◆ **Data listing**
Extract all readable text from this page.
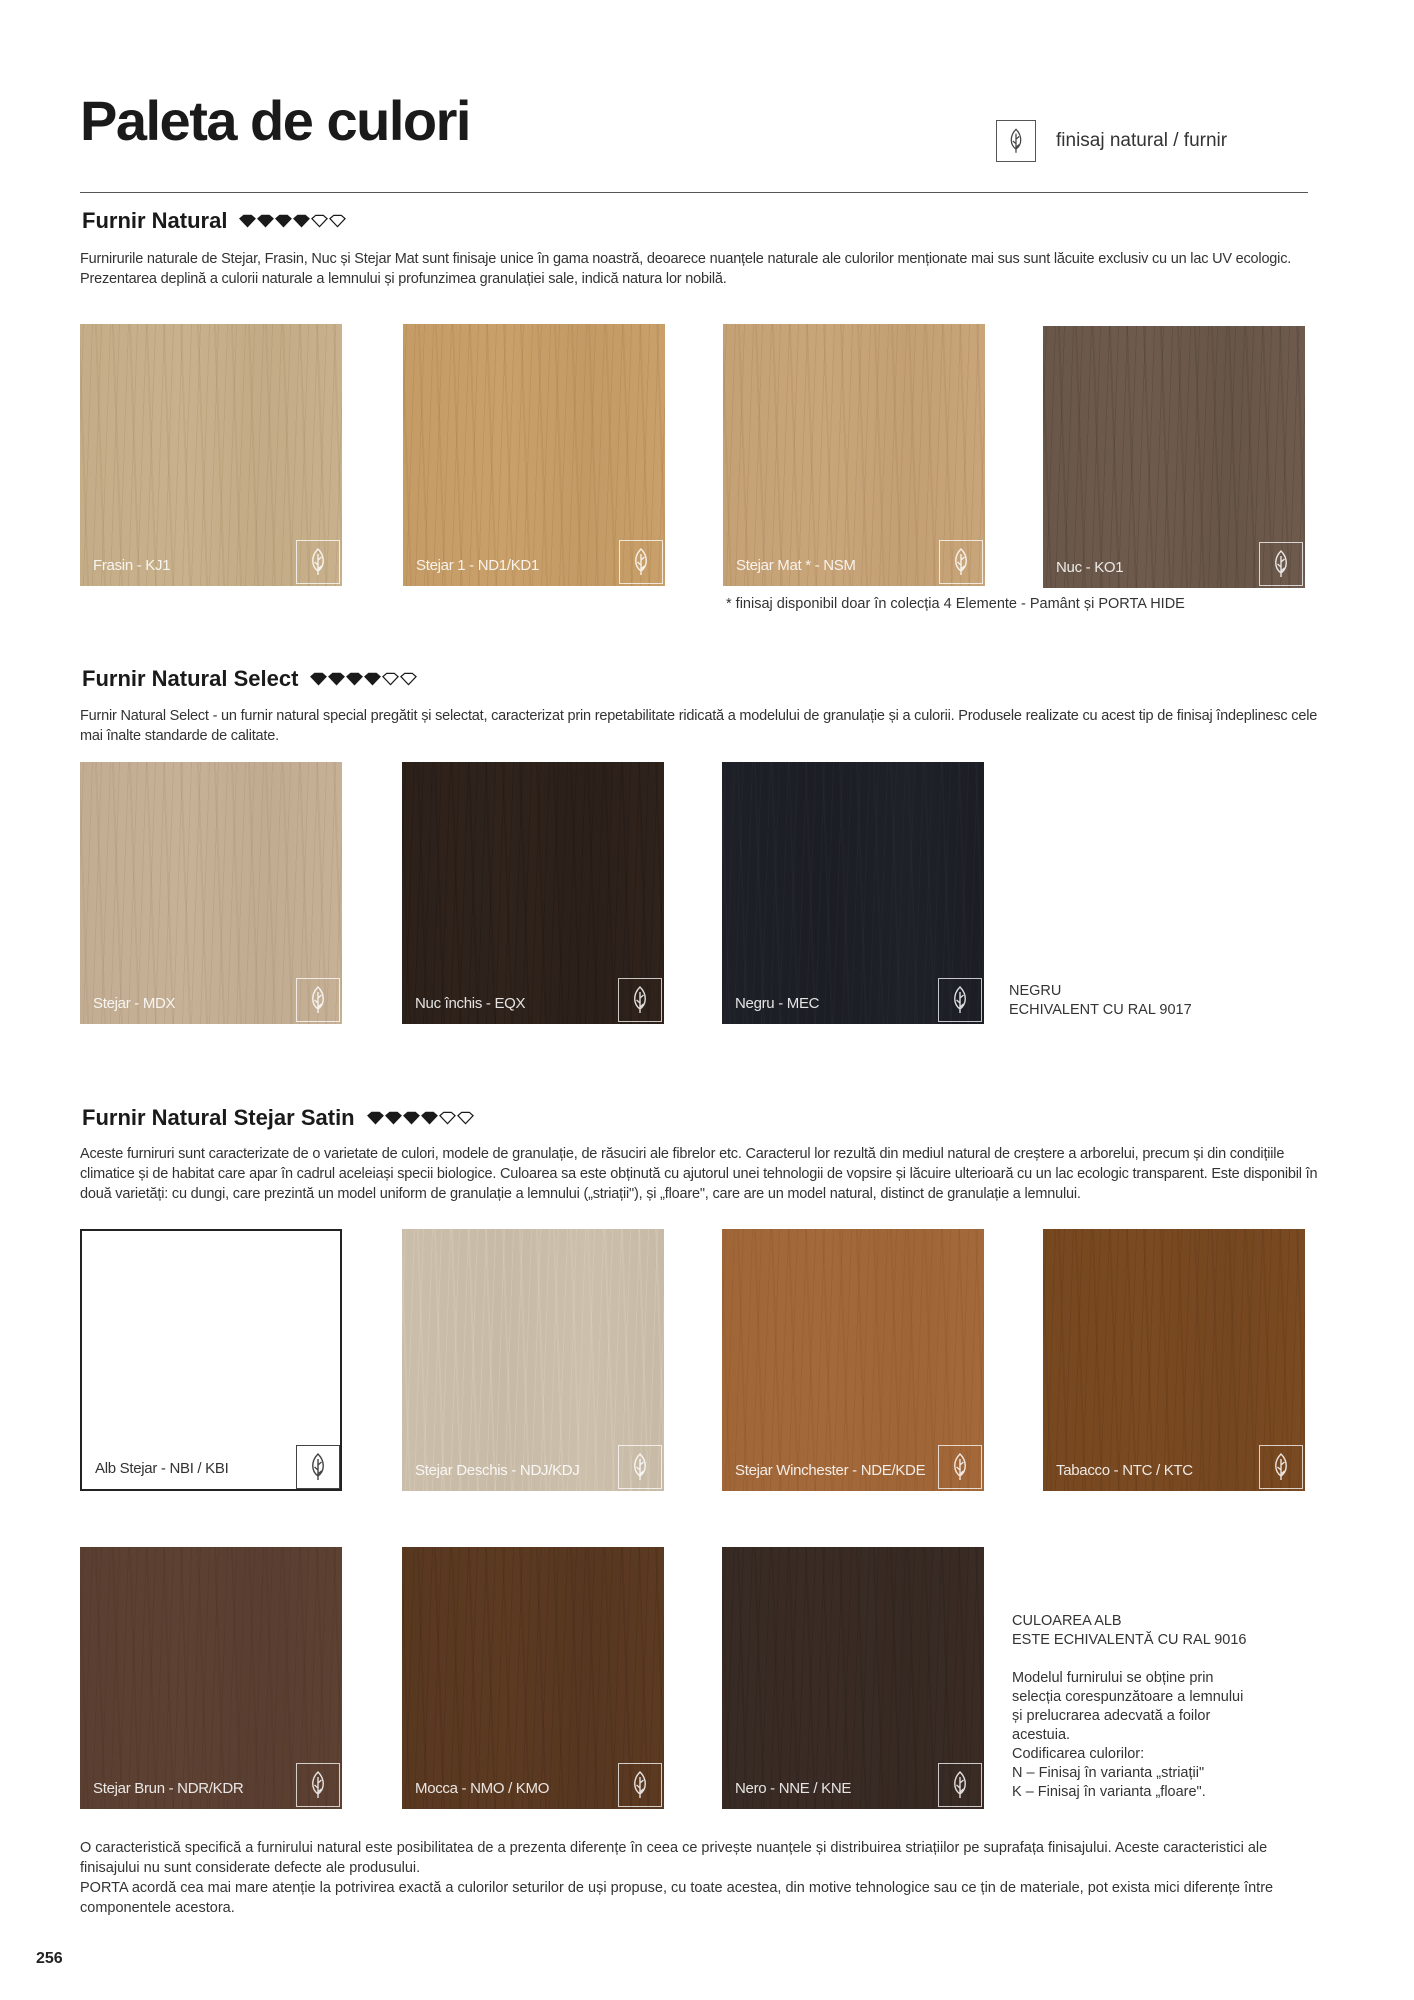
Paleta de culori	finisaj natural / furnir
Furnir Natural
Furnirurile naturale de Stejar, Frasin, Nuc și Stejar Mat sunt finisaje unice în gama noastră, deoarece nuanțele naturale ale culorilor menționate mai sus sunt lăcuite exclusiv cu un lac UV ecologic. Prezentarea deplină a culorii naturale a lemnului și profunzimea granulației sale, indică natura lor nobilă.
Frasin - KJ1	Stejar 1 - ND1/KD1	Stejar Mat * - NSM	Nuc - KO1
* finisaj disponibil doar în colecția 4 Elemente - Pamânt și PORTA HIDE
Furnir Natural Select
Furnir Natural Select - un furnir natural special pregătit și selectat, caracterizat prin repetabilitate ridicată a modelului de granulație și a culorii. Produsele realizate cu acest tip de finisaj îndeplinesc cele mai înalte standarde de calitate.
Stejar - MDX	Nuc închis - EQX	Negru - MEC
NEGRU
ECHIVALENT CU RAL 9017
Furnir Natural Stejar Satin
Aceste furniruri sunt caracterizate de o varietate de culori, modele de granulație, de răsuciri ale fibrelor etc. Caracterul lor rezultă din mediul natural de creștere a arborelui, precum și din condițiile climatice și de habitat care apar în cadrul aceleiași specii biologice. Culoarea sa este obținută cu ajutorul unei tehnologii de vopsire și lăcuire ulterioară cu un lac ecologic transparent. Este disponibil în două varietăți: cu dungi, care prezintă un model uniform de granulație a lemnului („striații"), și „floare", care are un model natural, distinct de granulație a lemnului.
Alb Stejar - NBI / KBI	Stejar Deschis - NDJ/KDJ	Stejar Winchester - NDE/KDE	Tabacco - NTC / KTC
Stejar Brun - NDR/KDR	Mocca - NMO / KMO	Nero - NNE / KNE
CULOAREA ALB
ESTE ECHIVALENTĂ CU RAL 9016
Modelul furnirului se obține prin
selecția corespunzătoare a lemnului
și prelucrarea adecvată a foilor
acestuia.
Codificarea culorilor:
N – Finisaj în varianta „striații"
K – Finisaj în varianta „floare".
O caracteristică specifică a furnirului natural este posibilitatea de a prezenta diferențe în ceea ce privește nuanțele și distribuirea striațiilor pe suprafața finisajului. Aceste caracteristici ale finisajului nu sunt considerate defecte ale produsului.
PORTA acordă cea mai mare atenție la potrivirea exactă a culorilor seturilor de uși propuse, cu toate acestea, din motive tehnologice sau ce țin de materiale, pot exista mici diferențe între componentele acestora.
256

◆ **REQUEST**
Locate all lines in the listing above with the word "prin" and copy them.

◆ **THE OUTPUT**
Furnir Natural Select - un furnir natural special pregătit și selectat, caracterizat prin repetabilitate ridicată a modelului de granulație și a culorii. Produsele realizate cu acest tip de finisaj îndeplinesc cele mai înalte standarde de calitate.
Modelul furnirului se obține prin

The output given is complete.